From the listing, collect all lines containing the word "rest".
** BEGIN Extracted material **
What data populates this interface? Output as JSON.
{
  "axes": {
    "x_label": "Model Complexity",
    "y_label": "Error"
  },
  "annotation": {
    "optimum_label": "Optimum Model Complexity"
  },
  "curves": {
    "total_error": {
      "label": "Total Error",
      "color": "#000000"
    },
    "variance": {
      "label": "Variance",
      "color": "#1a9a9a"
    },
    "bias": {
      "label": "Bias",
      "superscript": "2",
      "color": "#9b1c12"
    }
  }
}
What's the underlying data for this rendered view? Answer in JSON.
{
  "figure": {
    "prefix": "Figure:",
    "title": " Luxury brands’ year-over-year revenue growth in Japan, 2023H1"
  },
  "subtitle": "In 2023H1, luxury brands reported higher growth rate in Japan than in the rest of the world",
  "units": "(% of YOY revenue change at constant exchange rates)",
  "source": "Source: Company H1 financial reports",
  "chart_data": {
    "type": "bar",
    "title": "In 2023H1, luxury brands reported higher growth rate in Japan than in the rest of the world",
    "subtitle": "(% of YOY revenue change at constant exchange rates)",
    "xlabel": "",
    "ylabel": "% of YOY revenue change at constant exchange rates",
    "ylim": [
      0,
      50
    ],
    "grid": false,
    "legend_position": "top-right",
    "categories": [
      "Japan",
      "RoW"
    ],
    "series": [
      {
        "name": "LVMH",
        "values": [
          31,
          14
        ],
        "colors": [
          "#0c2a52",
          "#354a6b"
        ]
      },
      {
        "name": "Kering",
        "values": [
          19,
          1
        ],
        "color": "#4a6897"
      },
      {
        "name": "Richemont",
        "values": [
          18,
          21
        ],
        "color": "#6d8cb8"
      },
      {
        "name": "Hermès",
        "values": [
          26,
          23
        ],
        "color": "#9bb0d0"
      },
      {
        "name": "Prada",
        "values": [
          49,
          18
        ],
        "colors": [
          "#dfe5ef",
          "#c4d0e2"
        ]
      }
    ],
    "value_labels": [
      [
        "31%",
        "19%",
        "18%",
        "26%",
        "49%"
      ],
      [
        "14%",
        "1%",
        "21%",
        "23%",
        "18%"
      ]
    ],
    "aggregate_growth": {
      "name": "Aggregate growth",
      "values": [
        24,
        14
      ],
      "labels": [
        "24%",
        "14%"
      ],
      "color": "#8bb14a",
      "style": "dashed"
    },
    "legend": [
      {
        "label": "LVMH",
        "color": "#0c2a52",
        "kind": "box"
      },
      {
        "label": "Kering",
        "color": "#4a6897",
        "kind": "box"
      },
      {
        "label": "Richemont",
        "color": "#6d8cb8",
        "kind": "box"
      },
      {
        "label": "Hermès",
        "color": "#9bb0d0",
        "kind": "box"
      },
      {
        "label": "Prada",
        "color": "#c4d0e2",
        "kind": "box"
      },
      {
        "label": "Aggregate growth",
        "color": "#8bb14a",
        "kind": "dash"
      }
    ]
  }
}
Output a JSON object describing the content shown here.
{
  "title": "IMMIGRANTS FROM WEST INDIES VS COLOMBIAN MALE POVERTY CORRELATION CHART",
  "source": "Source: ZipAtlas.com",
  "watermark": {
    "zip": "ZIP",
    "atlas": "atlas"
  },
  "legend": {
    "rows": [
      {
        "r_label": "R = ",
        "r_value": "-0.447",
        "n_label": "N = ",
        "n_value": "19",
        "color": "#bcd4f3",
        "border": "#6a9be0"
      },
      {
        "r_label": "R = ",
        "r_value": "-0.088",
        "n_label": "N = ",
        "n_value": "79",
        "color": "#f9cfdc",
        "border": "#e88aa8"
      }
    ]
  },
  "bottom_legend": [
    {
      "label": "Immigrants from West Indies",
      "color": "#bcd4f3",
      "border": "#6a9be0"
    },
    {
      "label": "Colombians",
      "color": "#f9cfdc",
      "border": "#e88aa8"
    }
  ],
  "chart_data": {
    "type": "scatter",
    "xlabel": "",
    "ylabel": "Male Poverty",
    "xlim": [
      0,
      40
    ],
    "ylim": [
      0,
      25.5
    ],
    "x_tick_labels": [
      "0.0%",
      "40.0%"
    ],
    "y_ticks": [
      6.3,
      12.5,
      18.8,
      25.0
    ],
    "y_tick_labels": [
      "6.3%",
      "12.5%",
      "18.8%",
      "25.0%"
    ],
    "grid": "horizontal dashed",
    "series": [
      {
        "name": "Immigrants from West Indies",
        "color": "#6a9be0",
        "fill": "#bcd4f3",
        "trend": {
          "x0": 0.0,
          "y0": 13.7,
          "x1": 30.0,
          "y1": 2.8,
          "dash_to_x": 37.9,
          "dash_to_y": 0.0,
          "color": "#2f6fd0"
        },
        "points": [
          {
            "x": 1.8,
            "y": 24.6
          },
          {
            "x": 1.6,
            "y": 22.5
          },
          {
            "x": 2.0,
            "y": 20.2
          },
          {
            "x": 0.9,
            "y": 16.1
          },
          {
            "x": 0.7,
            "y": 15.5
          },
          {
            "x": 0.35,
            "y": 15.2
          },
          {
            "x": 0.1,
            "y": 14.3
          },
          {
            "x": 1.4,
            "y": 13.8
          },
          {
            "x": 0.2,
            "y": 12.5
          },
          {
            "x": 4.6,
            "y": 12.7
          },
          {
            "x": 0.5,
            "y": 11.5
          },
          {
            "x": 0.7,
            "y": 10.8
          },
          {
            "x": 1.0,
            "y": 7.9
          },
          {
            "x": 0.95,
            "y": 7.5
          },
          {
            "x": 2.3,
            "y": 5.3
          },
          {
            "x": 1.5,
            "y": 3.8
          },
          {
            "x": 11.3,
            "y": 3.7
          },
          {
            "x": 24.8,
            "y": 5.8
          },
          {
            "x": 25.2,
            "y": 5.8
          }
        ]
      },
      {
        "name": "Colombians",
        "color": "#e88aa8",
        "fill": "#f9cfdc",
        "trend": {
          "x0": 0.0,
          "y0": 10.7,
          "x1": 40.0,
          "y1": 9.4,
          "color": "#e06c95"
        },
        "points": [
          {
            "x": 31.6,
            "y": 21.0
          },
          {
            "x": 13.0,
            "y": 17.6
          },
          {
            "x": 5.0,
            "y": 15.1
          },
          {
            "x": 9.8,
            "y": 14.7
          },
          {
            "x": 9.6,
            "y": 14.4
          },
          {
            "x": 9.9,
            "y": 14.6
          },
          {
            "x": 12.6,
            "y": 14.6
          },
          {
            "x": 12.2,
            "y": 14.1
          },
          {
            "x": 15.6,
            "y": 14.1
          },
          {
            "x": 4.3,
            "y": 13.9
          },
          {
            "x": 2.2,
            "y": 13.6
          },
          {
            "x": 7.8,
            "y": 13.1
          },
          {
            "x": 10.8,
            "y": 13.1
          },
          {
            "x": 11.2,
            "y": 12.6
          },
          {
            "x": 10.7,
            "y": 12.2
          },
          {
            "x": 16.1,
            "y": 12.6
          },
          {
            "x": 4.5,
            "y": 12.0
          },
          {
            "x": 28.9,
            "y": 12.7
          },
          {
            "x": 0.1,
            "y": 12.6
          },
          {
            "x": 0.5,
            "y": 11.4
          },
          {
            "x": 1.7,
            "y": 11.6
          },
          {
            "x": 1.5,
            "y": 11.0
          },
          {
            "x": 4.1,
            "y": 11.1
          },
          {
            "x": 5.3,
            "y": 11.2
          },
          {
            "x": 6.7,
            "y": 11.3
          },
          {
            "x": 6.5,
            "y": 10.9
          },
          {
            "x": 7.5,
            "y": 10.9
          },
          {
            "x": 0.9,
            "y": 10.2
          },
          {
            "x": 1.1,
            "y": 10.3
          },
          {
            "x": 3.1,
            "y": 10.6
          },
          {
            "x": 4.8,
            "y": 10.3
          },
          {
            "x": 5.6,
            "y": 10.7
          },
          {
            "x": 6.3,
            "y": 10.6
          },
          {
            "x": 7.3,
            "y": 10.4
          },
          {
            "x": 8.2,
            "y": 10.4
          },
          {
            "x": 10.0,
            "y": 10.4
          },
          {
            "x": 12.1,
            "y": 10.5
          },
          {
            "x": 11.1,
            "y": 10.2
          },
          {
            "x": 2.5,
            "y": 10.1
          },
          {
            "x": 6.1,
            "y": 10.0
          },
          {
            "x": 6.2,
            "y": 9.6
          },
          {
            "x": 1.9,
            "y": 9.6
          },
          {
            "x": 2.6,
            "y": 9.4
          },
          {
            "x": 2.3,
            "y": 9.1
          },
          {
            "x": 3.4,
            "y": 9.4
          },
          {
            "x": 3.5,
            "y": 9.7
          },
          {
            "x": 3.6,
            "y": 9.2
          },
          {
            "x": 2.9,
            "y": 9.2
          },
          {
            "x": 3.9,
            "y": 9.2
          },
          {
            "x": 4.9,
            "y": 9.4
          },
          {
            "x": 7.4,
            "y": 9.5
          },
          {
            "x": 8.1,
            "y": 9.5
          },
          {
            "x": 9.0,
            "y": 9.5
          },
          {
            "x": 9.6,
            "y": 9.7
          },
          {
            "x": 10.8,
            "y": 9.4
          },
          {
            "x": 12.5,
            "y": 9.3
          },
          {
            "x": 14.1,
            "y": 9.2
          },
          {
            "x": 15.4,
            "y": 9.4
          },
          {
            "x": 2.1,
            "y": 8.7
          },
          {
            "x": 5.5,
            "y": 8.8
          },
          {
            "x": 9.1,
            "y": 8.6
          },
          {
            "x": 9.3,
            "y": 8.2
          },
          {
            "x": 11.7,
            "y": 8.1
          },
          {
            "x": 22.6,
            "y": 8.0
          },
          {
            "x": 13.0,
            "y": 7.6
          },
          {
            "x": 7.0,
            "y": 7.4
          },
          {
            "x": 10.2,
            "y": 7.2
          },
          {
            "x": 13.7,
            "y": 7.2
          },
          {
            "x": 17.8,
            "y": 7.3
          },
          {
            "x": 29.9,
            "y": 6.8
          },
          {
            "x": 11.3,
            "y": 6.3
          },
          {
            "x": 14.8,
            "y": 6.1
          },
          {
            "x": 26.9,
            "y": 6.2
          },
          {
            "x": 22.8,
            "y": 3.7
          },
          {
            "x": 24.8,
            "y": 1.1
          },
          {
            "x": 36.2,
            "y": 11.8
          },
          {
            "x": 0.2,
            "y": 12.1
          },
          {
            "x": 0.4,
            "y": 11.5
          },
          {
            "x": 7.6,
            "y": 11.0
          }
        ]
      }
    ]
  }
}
** END Extracted material **
Result:
  "subtitle": "In 2023H1, luxury brands reported higher growth rate in Japan than in the rest of the world",
    "title": "In 2023H1, luxury brands reported higher growth rate in Japan than in the rest of the world",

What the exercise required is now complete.